** begin Recorded data **

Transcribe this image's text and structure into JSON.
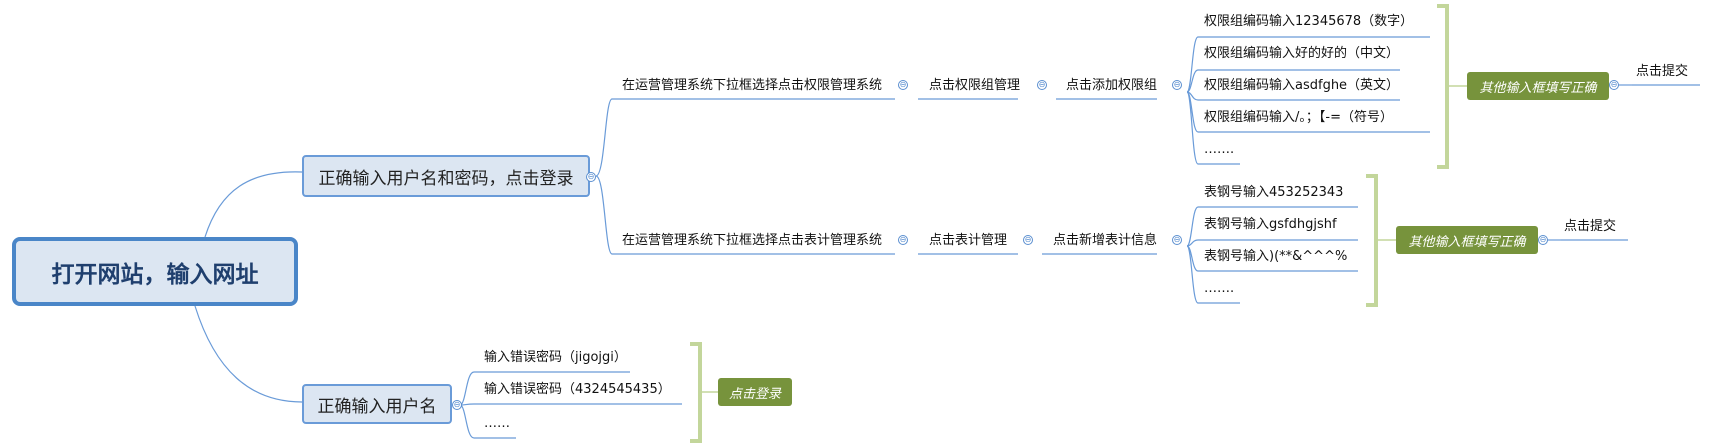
{
  "root": "打开网站，输入网址",
  "branch1": {
    "label": "正确输入用户名和密码，点击登录",
    "path_a": {
      "step1": "在运营管理系统下拉框选择点击权限管理系统",
      "step2": "点击权限组管理",
      "step3": "点击添加权限组",
      "inputs": [
        "权限组编码输入12345678（数字）",
        "权限组编码输入好的好的（中文）",
        "权限组编码输入asdfghe（英文）",
        "权限组编码输入/。；【-=（符号）",
        "……."
      ],
      "summary": "其他输入框填写正确",
      "final": "点击提交"
    },
    "path_b": {
      "step1": "在运营管理系统下拉框选择点击表计管理系统",
      "step2": "点击表计管理",
      "step3": "点击新增表计信息",
      "inputs": [
        "表钢号输入453252343",
        "表钢号输入gsfdhgjshf",
        "表钢号输入)(**&^^^%",
        "……."
      ],
      "summary": "其他输入框填写正确",
      "final": "点击提交"
    }
  },
  "branch2": {
    "label": "正确输入用户名",
    "inputs": [
      "输入错误密码（jigojgi）",
      "输入错误密码（4324545435）",
      "……"
    ],
    "summary": "点击登录"
  },
  "colors": {
    "root_border": "#4a86c8",
    "box_fill": "#dce6f2",
    "connector": "#5b8fd0",
    "summary_fill": "#77933c",
    "bracket": "#c3d69b"
  },
  "collapse_symbol": "⊖"
}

** end Recorded data **

▸ **Required task**
Leaving out the pictures, repeat the data above exactly.

▸ **Complete output**
Transcribe this image's text and structure into JSON.
{
  "root": "打开网站，输入网址",
  "branch1": {
    "label": "正确输入用户名和密码，点击登录",
    "path_a": {
      "step1": "在运营管理系统下拉框选择点击权限管理系统",
      "step2": "点击权限组管理",
      "step3": "点击添加权限组",
      "inputs": [
        "权限组编码输入12345678（数字）",
        "权限组编码输入好的好的（中文）",
        "权限组编码输入asdfghe（英文）",
        "权限组编码输入/。；【-=（符号）",
        "……."
      ],
      "summary": "其他输入框填写正确",
      "final": "点击提交"
    },
    "path_b": {
      "step1": "在运营管理系统下拉框选择点击表计管理系统",
      "step2": "点击表计管理",
      "step3": "点击新增表计信息",
      "inputs": [
        "表钢号输入453252343",
        "表钢号输入gsfdhgjshf",
        "表钢号输入)(**&^^^%",
        "……."
      ],
      "summary": "其他输入框填写正确",
      "final": "点击提交"
    }
  },
  "branch2": {
    "label": "正确输入用户名",
    "inputs": [
      "输入错误密码（jigojgi）",
      "输入错误密码（4324545435）",
      "……"
    ],
    "summary": "点击登录"
  },
  "colors": {
    "root_border": "#4a86c8",
    "box_fill": "#dce6f2",
    "connector": "#5b8fd0",
    "summary_fill": "#77933c",
    "bracket": "#c3d69b"
  },
  "collapse_symbol": "⊖"
}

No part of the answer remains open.